Return the listing below unchanged, minus its pictures.
┌──
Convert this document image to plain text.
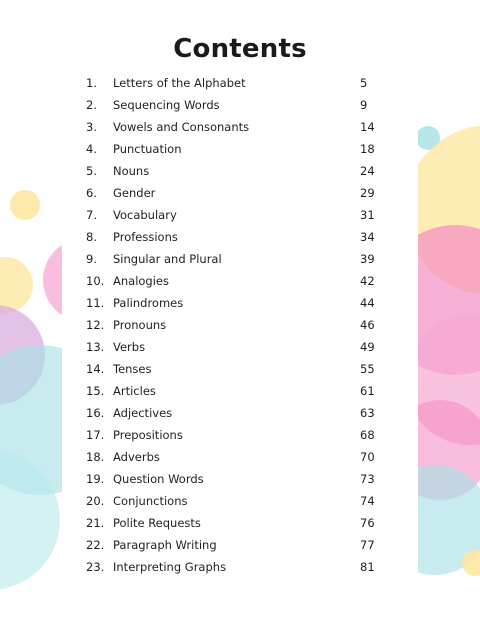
Contents
1. Letters of the Alphabet	5
2. Sequencing Words	9
3. Vowels and Consonants	14
4. Punctuation	18
5. Nouns	24
6. Gender	29
7. Vocabulary	31
8. Professions	34
9. Singular and Plural	39
10. Analogies	42
11. Palindromes	44
12. Pronouns	46
13. Verbs	49
14. Tenses	55
15. Articles	61
16. Adjectives	63
17. Prepositions	68
18. Adverbs	70
19. Question Words	73
20. Conjunctions	74
21. Polite Requests	76
22. Paragraph Writing	77
23. Interpreting Graphs	81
└──
■ **OUTPUT**
Convert this document image to plain text.
Contents
1. Letters of the Alphabet	5
2. Sequencing Words	9
3. Vowels and Consonants	14
4. Punctuation	18
5. Nouns	24
6. Gender	29
7. Vocabulary	31
8. Professions	34
9. Singular and Plural	39
10. Analogies	42
11. Palindromes	44
12. Pronouns	46
13. Verbs	49
14. Tenses	55
15. Articles	61
16. Adjectives	63
17. Prepositions	68
18. Adverbs	70
19. Question Words	73
20. Conjunctions	74
21. Polite Requests	76
22. Paragraph Writing	77
23. Interpreting Graphs	81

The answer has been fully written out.